[START OF Raw data]
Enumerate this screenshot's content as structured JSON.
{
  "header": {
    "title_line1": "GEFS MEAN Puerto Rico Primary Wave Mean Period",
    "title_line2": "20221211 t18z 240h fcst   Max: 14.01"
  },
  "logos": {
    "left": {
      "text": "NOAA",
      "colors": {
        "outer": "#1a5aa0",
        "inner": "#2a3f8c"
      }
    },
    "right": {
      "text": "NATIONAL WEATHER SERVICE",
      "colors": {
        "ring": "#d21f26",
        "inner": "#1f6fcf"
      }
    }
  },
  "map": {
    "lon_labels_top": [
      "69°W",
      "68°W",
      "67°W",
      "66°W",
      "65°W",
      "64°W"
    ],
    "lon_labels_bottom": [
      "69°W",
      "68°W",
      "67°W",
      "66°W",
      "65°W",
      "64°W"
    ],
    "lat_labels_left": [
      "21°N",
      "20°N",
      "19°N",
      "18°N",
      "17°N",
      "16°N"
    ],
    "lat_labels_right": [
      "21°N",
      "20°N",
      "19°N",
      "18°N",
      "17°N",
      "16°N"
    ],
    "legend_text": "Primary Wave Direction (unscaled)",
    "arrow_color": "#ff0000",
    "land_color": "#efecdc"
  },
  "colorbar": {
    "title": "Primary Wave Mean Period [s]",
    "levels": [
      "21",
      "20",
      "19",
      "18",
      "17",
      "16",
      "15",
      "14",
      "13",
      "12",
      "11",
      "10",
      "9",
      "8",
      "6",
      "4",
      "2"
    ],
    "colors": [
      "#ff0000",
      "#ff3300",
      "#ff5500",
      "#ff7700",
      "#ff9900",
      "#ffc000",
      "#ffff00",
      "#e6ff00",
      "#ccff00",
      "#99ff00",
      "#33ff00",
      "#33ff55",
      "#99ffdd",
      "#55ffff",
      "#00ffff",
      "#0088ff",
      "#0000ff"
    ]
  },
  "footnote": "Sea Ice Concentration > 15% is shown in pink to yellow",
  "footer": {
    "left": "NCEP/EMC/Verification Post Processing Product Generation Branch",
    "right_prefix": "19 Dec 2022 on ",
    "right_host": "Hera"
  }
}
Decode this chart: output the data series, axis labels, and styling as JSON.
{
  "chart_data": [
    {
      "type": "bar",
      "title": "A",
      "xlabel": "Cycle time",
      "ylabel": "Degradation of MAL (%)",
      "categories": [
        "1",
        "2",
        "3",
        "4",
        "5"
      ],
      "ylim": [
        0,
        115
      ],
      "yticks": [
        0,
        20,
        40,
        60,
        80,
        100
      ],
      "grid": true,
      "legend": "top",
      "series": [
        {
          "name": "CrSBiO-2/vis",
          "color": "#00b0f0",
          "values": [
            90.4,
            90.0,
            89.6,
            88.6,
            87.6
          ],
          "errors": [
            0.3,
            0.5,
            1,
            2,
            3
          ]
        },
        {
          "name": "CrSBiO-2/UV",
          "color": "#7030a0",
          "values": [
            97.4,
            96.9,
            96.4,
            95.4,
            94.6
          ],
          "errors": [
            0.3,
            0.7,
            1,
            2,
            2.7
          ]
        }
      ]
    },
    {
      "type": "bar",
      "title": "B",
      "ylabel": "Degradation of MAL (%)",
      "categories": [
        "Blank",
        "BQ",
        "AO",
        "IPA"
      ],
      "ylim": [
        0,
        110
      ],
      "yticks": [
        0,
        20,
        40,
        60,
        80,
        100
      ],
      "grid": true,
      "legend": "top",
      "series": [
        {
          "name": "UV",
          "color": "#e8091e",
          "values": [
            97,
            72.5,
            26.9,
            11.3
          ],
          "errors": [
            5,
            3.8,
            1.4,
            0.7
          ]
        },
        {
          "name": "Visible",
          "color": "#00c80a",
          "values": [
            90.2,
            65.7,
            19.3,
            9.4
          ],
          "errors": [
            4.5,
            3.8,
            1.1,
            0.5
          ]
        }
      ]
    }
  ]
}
[END OF Raw data]
● **Written problem**:
Reproduce the listing above verbatim, from first line to last.

● **Final result**:
Enumerate this screenshot's content as structured JSON.
{
  "header": {
    "title_line1": "GEFS MEAN Puerto Rico Primary Wave Mean Period",
    "title_line2": "20221211 t18z 240h fcst   Max: 14.01"
  },
  "logos": {
    "left": {
      "text": "NOAA",
      "colors": {
        "outer": "#1a5aa0",
        "inner": "#2a3f8c"
      }
    },
    "right": {
      "text": "NATIONAL WEATHER SERVICE",
      "colors": {
        "ring": "#d21f26",
        "inner": "#1f6fcf"
      }
    }
  },
  "map": {
    "lon_labels_top": [
      "69°W",
      "68°W",
      "67°W",
      "66°W",
      "65°W",
      "64°W"
    ],
    "lon_labels_bottom": [
      "69°W",
      "68°W",
      "67°W",
      "66°W",
      "65°W",
      "64°W"
    ],
    "lat_labels_left": [
      "21°N",
      "20°N",
      "19°N",
      "18°N",
      "17°N",
      "16°N"
    ],
    "lat_labels_right": [
      "21°N",
      "20°N",
      "19°N",
      "18°N",
      "17°N",
      "16°N"
    ],
    "legend_text": "Primary Wave Direction (unscaled)",
    "arrow_color": "#ff0000",
    "land_color": "#efecdc"
  },
  "colorbar": {
    "title": "Primary Wave Mean Period [s]",
    "levels": [
      "21",
      "20",
      "19",
      "18",
      "17",
      "16",
      "15",
      "14",
      "13",
      "12",
      "11",
      "10",
      "9",
      "8",
      "6",
      "4",
      "2"
    ],
    "colors": [
      "#ff0000",
      "#ff3300",
      "#ff5500",
      "#ff7700",
      "#ff9900",
      "#ffc000",
      "#ffff00",
      "#e6ff00",
      "#ccff00",
      "#99ff00",
      "#33ff00",
      "#33ff55",
      "#99ffdd",
      "#55ffff",
      "#00ffff",
      "#0088ff",
      "#0000ff"
    ]
  },
  "footnote": "Sea Ice Concentration > 15% is shown in pink to yellow",
  "footer": {
    "left": "NCEP/EMC/Verification Post Processing Product Generation Branch",
    "right_prefix": "19 Dec 2022 on ",
    "right_host": "Hera"
  }
}
Decode this chart: output the data series, axis labels, and styling as JSON.
{
  "chart_data": [
    {
      "type": "bar",
      "title": "A",
      "xlabel": "Cycle time",
      "ylabel": "Degradation of MAL (%)",
      "categories": [
        "1",
        "2",
        "3",
        "4",
        "5"
      ],
      "ylim": [
        0,
        115
      ],
      "yticks": [
        0,
        20,
        40,
        60,
        80,
        100
      ],
      "grid": true,
      "legend": "top",
      "series": [
        {
          "name": "CrSBiO-2/vis",
          "color": "#00b0f0",
          "values": [
            90.4,
            90.0,
            89.6,
            88.6,
            87.6
          ],
          "errors": [
            0.3,
            0.5,
            1,
            2,
            3
          ]
        },
        {
          "name": "CrSBiO-2/UV",
          "color": "#7030a0",
          "values": [
            97.4,
            96.9,
            96.4,
            95.4,
            94.6
          ],
          "errors": [
            0.3,
            0.7,
            1,
            2,
            2.7
          ]
        }
      ]
    },
    {
      "type": "bar",
      "title": "B",
      "ylabel": "Degradation of MAL (%)",
      "categories": [
        "Blank",
        "BQ",
        "AO",
        "IPA"
      ],
      "ylim": [
        0,
        110
      ],
      "yticks": [
        0,
        20,
        40,
        60,
        80,
        100
      ],
      "grid": true,
      "legend": "top",
      "series": [
        {
          "name": "UV",
          "color": "#e8091e",
          "values": [
            97,
            72.5,
            26.9,
            11.3
          ],
          "errors": [
            5,
            3.8,
            1.4,
            0.7
          ]
        },
        {
          "name": "Visible",
          "color": "#00c80a",
          "values": [
            90.2,
            65.7,
            19.3,
            9.4
          ],
          "errors": [
            4.5,
            3.8,
            1.1,
            0.5
          ]
        }
      ]
    }
  ]
}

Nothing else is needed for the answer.